■ Aim of the task ■
Make an exact copy of each entry, leaving out every picture.

[Stored records]
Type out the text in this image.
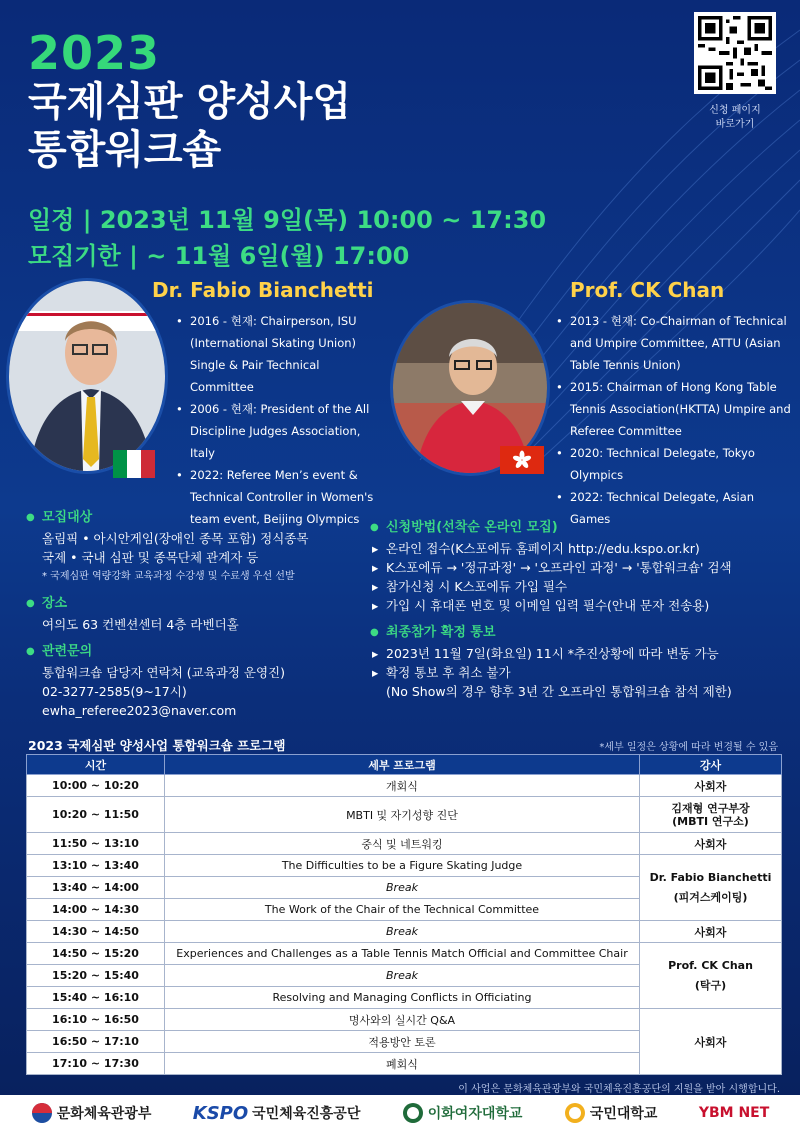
2023
국제심판 양성사업
통합워크숍
일정 | 2023년 11월 9일(목) 10:00 ~ 17:30
모집기한 | ~ 11월 6일(월) 17:00
신청 페이지
바로가기
Dr. Fabio Bianchetti
• 2016 - 현재: Chairperson, ISU (International Skating Union) Single & Pair Technical Committee
• 2006 - 현재: President of the All Discipline Judges Association, Italy
• 2022: Referee Men’s event & Technical Controller in Women's team event, Beijing Olympics
Prof. CK Chan
• 2013 - 현재: Co-Chairman of Technical and Umpire Committee, ATTU (Asian Table Tennis Union)
• 2015: Chairman of Hong Kong Table Tennis Association(HKTTA) Umpire and Referee Committee
• 2020: Technical Delegate, Tokyo Olympics
• 2022: Technical Delegate, Asian Games
● 모집대상
올림픽 • 아시안게임(장애인 종목 포함) 정식종목
국제 • 국내 심판 및 종목단체 관계자 등
* 국제심판 역량강화 교육과정 수강생 및 수료생 우선 선발
● 장소
여의도 63 컨벤션센터 4층 라벤더홀
● 관련문의
통합워크숍 담당자 연락처 (교육과정 운영진)
02-3277-2585(9~17시)
ewha_referee2023@naver.com
● 신청방법(선착순 온라인 모집)
▸ 온라인 접수(K스포에듀 홈페이지 http://edu.kspo.or.kr)
▸ K스포에듀 → '정규과정' → '오프라인 과정' → '통합워크숍' 검색
▸ 참가신청 시 K스포에듀 가입 필수
▸ 가입 시 휴대폰 번호 및 이메일 입력 필수(안내 문자 전송용)
● 최종참가 확정 통보
▸ 2023년 11월 7일(화요일) 11시 *추진상황에 따라 변동 가능
▸ 확정 통보 후 취소 불가
(No Show의 경우 향후 3년 간 오프라인 통합워크숍 참석 제한)
2023 국제심판 양성사업 통합워크숍 프로그램	*세부 일정은 상황에 따라 변경될 수 있음
시간	세부 프로그램	강사
10:00 ~ 10:20	개회식	사회자
10:20 ~ 11:50	MBTI 및 자기성향 진단	김재형 연구부장
(MBTI 연구소)
11:50 ~ 13:10	중식 및 네트워킹	사회자
13:10 ~ 13:40	The Difficulties to be a Figure Skating Judge	Dr. Fabio Bianchetti
(피겨스케이팅)
13:40 ~ 14:00	Break	
14:00 ~ 14:30	The Work of the Chair of the Technical Committee	
14:30 ~ 14:50	Break	사회자
14:50 ~ 15:20	Experiences and Challenges as a Table Tennis Match Official and Committee Chair	Prof. CK Chan
(탁구)
15:20 ~ 15:40	Break	
15:40 ~ 16:10	Resolving and Managing Conflicts in Officiating	
16:10 ~ 16:50	명사와의 실시간 Q&A	사회자
16:50 ~ 17:10	적용방안 토론	
17:10 ~ 17:30	폐회식	
이 사업은 문화체육관광부와 국민체육진흥공단의 지원을 받아 시행합니다.
문화체육관광부 KSPO 국민체육진흥공단	이화여자대학교	국민대학교	YBM NET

■ Answer for the task ■
Type out the text in this image.
2023
국제심판 양성사업
통합워크숍
일정 | 2023년 11월 9일(목) 10:00 ~ 17:30
모집기한 | ~ 11월 6일(월) 17:00
신청 페이지
바로가기
Dr. Fabio Bianchetti
• 2016 - 현재: Chairperson, ISU (International Skating Union) Single & Pair Technical Committee
• 2006 - 현재: President of the All Discipline Judges Association, Italy
• 2022: Referee Men’s event & Technical Controller in Women's team event, Beijing Olympics
Prof. CK Chan
• 2013 - 현재: Co-Chairman of Technical and Umpire Committee, ATTU (Asian Table Tennis Union)
• 2015: Chairman of Hong Kong Table Tennis Association(HKTTA) Umpire and Referee Committee
• 2020: Technical Delegate, Tokyo Olympics
• 2022: Technical Delegate, Asian Games
● 모집대상
올림픽 • 아시안게임(장애인 종목 포함) 정식종목
국제 • 국내 심판 및 종목단체 관계자 등
* 국제심판 역량강화 교육과정 수강생 및 수료생 우선 선발
● 장소
여의도 63 컨벤션센터 4층 라벤더홀
● 관련문의
통합워크숍 담당자 연락처 (교육과정 운영진)
02-3277-2585(9~17시)
ewha_referee2023@naver.com
● 신청방법(선착순 온라인 모집)
▸ 온라인 접수(K스포에듀 홈페이지 http://edu.kspo.or.kr)
▸ K스포에듀 → '정규과정' → '오프라인 과정' → '통합워크숍' 검색
▸ 참가신청 시 K스포에듀 가입 필수
▸ 가입 시 휴대폰 번호 및 이메일 입력 필수(안내 문자 전송용)
● 최종참가 확정 통보
▸ 2023년 11월 7일(화요일) 11시 *추진상황에 따라 변동 가능
▸ 확정 통보 후 취소 불가
(No Show의 경우 향후 3년 간 오프라인 통합워크숍 참석 제한)
2023 국제심판 양성사업 통합워크숍 프로그램	*세부 일정은 상황에 따라 변경될 수 있음
시간	세부 프로그램	강사
10:00 ~ 10:20	개회식	사회자
10:20 ~ 11:50	MBTI 및 자기성향 진단	김재형 연구부장
(MBTI 연구소)
11:50 ~ 13:10	중식 및 네트워킹	사회자
13:10 ~ 13:40	The Difficulties to be a Figure Skating Judge	Dr. Fabio Bianchetti
(피겨스케이팅)
13:40 ~ 14:00	Break	
14:00 ~ 14:30	The Work of the Chair of the Technical Committee	
14:30 ~ 14:50	Break	사회자
14:50 ~ 15:20	Experiences and Challenges as a Table Tennis Match Official and Committee Chair	Prof. CK Chan
(탁구)
15:20 ~ 15:40	Break	
15:40 ~ 16:10	Resolving and Managing Conflicts in Officiating	
16:10 ~ 16:50	명사와의 실시간 Q&A	사회자
16:50 ~ 17:10	적용방안 토론	
17:10 ~ 17:30	폐회식	
이 사업은 문화체육관광부와 국민체육진흥공단의 지원을 받아 시행합니다.
문화체육관광부 KSPO 국민체육진흥공단	이화여자대학교	국민대학교	YBM NET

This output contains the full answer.